SET EXERCISE – Copy each line with the word "title" in it.

Lines of data:
::::::::::
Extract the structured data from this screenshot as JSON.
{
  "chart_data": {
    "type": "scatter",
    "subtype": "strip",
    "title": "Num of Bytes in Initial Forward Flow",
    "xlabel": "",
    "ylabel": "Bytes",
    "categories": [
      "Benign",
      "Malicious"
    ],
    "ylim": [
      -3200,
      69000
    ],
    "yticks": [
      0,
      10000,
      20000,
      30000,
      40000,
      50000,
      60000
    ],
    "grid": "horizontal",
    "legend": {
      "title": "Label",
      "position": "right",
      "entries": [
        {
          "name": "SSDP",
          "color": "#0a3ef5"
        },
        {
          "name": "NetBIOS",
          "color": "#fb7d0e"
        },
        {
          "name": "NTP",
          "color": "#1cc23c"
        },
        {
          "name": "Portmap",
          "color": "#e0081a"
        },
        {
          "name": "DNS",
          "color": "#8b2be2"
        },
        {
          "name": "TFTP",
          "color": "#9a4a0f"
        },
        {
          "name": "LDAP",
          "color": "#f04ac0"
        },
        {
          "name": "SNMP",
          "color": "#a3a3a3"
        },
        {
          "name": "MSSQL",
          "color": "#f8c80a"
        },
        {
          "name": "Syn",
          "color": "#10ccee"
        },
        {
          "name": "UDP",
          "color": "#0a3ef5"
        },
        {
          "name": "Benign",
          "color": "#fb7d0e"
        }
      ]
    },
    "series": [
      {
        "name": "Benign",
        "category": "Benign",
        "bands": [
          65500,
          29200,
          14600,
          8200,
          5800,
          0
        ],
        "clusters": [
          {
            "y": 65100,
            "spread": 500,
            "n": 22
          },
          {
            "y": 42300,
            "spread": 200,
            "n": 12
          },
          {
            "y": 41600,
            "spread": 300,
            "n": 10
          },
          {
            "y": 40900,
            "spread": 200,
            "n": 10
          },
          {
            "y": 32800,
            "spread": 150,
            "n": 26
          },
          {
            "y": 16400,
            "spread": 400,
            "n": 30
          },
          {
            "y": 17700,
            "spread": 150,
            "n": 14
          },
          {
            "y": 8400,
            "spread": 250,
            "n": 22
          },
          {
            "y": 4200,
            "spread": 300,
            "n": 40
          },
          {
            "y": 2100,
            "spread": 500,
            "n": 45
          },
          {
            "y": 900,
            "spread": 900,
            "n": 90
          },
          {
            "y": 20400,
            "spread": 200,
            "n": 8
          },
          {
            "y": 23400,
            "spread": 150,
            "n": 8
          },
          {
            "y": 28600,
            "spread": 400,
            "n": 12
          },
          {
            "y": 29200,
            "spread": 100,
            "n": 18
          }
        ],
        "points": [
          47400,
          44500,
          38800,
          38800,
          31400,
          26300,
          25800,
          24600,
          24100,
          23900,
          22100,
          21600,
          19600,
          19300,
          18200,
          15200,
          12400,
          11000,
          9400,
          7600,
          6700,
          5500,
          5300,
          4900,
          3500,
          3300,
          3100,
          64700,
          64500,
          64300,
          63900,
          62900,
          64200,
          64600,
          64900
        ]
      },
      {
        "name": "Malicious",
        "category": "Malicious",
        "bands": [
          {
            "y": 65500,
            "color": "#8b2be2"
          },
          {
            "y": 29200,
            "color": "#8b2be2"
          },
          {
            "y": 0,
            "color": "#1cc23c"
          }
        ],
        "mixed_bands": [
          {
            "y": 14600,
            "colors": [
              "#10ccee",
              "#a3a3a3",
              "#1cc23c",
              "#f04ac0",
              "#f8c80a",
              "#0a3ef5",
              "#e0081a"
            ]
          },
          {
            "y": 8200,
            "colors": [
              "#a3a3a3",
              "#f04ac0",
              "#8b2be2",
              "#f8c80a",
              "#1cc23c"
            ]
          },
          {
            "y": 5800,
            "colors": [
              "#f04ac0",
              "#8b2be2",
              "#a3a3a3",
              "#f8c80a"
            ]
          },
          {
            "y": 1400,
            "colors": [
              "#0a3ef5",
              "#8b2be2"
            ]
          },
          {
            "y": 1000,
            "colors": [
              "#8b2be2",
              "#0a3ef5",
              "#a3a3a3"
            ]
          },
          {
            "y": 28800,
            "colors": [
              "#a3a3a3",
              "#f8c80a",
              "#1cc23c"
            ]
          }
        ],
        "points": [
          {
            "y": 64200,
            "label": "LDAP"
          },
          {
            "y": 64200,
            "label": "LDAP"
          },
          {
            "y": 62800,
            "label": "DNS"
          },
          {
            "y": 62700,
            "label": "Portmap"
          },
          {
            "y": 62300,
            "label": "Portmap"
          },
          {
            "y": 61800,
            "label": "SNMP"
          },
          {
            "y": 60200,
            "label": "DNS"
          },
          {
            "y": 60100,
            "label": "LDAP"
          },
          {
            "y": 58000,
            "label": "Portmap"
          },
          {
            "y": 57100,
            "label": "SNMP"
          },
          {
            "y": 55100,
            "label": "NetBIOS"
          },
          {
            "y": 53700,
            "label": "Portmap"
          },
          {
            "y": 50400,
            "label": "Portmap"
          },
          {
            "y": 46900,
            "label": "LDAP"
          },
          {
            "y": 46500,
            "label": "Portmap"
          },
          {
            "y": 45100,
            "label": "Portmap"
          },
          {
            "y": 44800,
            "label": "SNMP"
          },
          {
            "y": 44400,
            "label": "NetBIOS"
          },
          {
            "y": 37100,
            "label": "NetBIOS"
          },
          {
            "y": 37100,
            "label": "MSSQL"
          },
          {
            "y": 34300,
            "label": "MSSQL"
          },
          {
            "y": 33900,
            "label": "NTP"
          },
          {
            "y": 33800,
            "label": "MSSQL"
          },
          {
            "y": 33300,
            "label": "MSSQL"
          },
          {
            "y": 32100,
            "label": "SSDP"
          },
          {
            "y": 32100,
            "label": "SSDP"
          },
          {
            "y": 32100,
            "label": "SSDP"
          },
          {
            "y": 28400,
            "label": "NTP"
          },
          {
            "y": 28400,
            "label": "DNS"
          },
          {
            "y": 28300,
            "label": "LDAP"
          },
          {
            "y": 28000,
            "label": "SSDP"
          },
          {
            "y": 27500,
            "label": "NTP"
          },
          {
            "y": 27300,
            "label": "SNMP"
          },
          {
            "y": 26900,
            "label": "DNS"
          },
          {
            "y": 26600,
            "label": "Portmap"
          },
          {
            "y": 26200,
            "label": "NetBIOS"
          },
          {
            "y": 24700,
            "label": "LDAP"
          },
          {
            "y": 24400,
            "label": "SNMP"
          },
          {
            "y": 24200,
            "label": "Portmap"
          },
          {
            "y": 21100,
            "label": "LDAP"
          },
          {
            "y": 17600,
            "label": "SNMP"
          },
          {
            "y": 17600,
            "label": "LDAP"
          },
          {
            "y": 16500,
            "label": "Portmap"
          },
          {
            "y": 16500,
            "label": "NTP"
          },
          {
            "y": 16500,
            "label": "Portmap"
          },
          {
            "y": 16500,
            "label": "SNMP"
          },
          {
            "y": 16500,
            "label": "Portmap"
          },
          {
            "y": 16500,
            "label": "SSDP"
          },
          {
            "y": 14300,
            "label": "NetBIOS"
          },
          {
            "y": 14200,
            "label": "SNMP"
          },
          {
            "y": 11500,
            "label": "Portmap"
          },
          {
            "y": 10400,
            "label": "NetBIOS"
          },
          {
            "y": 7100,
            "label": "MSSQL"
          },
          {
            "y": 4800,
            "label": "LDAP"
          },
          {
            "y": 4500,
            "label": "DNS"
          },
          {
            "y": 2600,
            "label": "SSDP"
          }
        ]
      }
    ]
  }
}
::::::::::
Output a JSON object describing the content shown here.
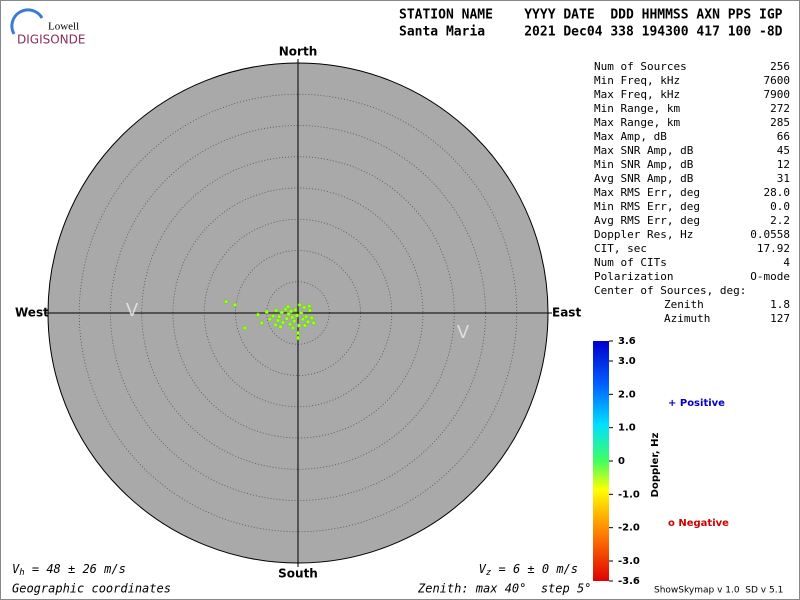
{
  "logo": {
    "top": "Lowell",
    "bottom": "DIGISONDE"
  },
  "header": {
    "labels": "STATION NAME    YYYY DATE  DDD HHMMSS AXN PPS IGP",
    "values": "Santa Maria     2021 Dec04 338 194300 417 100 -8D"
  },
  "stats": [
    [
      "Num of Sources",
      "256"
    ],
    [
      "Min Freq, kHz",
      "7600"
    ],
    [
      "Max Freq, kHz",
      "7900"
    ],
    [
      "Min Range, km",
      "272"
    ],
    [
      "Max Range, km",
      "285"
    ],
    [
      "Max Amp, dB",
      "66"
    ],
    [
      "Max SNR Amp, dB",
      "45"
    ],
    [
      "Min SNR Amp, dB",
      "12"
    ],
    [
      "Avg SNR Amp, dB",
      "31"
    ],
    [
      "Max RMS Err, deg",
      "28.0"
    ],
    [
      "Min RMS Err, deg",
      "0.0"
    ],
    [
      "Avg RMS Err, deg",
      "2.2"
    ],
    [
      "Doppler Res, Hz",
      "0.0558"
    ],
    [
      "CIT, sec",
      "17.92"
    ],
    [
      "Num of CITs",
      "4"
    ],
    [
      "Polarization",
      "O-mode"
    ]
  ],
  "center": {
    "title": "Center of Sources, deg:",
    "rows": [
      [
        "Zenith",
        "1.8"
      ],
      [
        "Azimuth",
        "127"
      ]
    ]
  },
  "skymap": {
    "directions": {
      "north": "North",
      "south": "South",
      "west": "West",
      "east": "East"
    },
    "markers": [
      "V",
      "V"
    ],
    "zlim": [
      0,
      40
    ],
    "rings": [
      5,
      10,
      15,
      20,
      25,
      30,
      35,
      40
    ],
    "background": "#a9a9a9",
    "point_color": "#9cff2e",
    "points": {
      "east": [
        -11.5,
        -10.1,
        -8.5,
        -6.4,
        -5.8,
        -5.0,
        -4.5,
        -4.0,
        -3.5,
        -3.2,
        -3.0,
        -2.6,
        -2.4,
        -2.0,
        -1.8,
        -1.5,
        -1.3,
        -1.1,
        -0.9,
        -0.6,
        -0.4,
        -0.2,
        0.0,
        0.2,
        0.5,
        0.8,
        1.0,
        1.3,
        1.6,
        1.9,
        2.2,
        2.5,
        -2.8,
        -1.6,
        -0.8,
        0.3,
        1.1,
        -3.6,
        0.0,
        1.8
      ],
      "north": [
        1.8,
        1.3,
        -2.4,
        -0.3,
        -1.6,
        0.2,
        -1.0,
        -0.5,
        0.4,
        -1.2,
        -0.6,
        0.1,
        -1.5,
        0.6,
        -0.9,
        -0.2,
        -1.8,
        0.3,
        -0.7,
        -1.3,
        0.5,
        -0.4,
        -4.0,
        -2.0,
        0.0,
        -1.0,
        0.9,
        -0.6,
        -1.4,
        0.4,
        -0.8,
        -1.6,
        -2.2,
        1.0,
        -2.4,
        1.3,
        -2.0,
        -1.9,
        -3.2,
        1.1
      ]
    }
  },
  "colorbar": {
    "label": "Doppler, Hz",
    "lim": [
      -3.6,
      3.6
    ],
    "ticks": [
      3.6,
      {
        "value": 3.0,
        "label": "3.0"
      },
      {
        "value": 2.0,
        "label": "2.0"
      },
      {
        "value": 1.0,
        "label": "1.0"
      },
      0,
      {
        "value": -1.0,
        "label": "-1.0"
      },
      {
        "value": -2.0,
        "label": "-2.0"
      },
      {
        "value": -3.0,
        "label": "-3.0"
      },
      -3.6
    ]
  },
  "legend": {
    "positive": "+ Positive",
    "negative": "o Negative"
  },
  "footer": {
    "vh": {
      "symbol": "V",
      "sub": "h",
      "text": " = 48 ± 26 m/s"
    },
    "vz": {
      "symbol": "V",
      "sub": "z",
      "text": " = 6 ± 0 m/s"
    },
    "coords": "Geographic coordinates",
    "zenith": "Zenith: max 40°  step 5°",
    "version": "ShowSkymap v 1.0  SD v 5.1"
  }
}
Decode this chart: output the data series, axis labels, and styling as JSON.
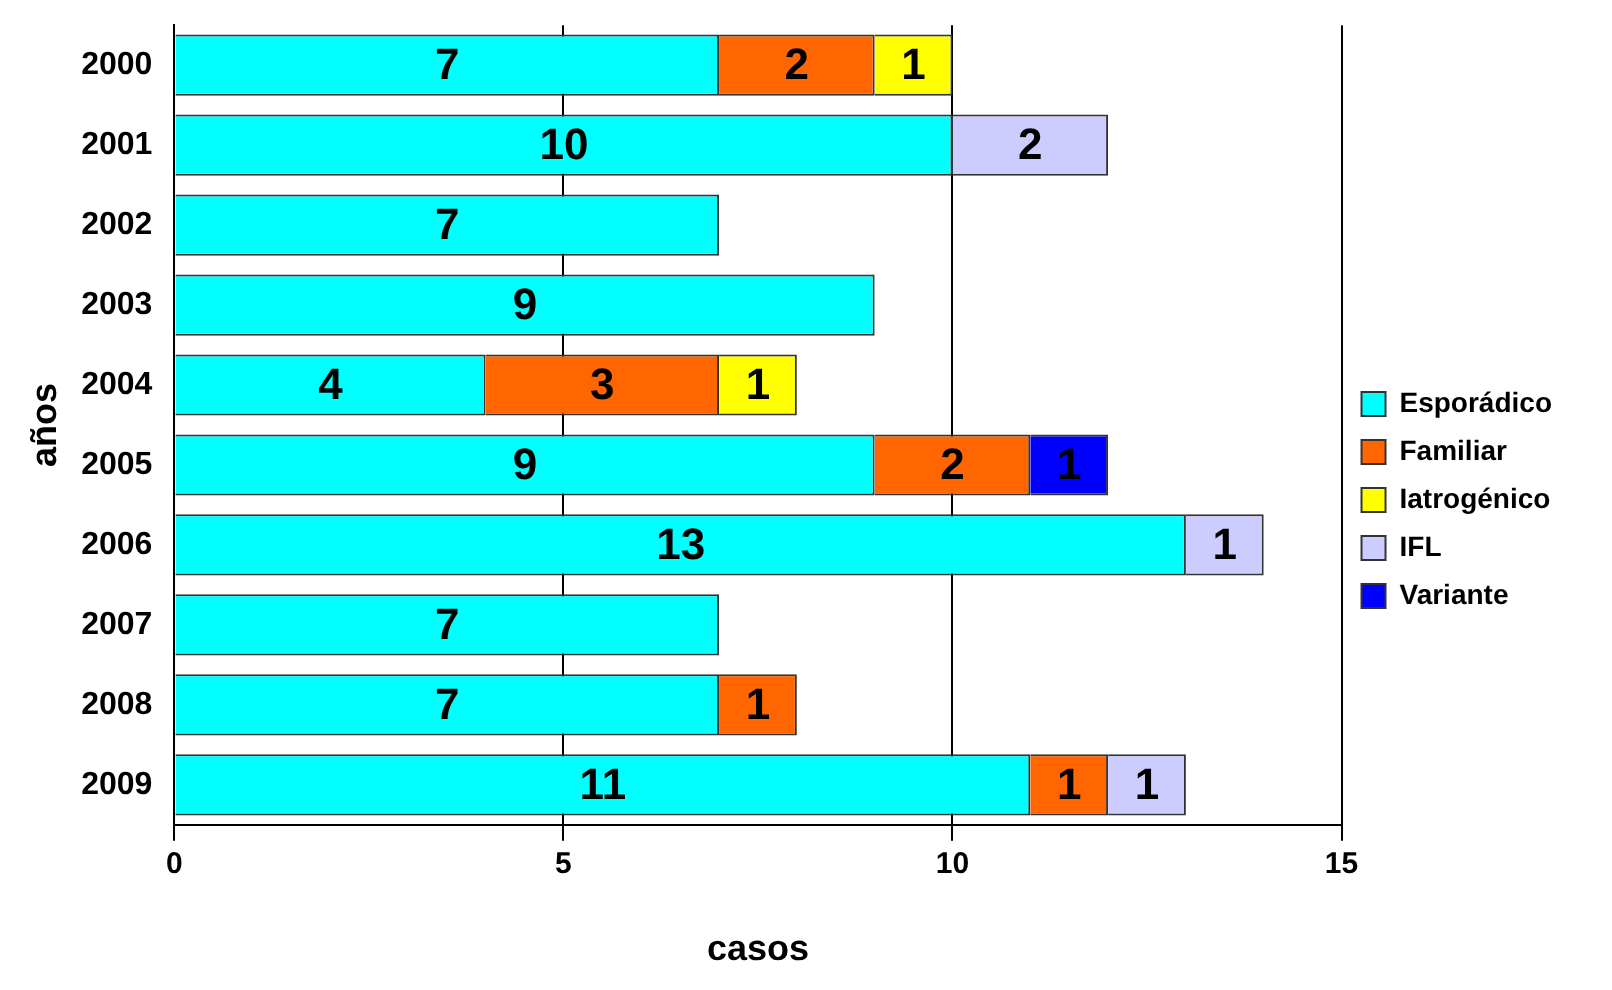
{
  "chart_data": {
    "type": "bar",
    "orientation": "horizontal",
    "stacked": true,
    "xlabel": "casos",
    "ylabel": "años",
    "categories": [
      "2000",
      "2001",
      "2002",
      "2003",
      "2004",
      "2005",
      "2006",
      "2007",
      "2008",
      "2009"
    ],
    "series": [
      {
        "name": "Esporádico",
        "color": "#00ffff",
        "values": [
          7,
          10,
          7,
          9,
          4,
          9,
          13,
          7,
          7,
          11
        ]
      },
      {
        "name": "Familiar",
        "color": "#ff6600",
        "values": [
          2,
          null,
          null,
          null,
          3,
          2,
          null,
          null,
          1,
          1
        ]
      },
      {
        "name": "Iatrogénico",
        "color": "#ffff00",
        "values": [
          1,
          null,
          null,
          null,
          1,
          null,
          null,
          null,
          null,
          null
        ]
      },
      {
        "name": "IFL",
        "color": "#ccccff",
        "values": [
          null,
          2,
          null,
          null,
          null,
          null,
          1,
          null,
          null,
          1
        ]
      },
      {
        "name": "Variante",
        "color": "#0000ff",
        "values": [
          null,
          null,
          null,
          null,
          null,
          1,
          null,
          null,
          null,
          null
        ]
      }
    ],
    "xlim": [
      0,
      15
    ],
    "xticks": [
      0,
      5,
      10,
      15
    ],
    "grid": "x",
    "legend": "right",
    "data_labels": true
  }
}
::::::::::
RESPONSE TO THE TASK –
    "title": "Num of Bytes in Initial Forward Flow",
      "title": "Label",
    "title": "Center of Sources, deg:",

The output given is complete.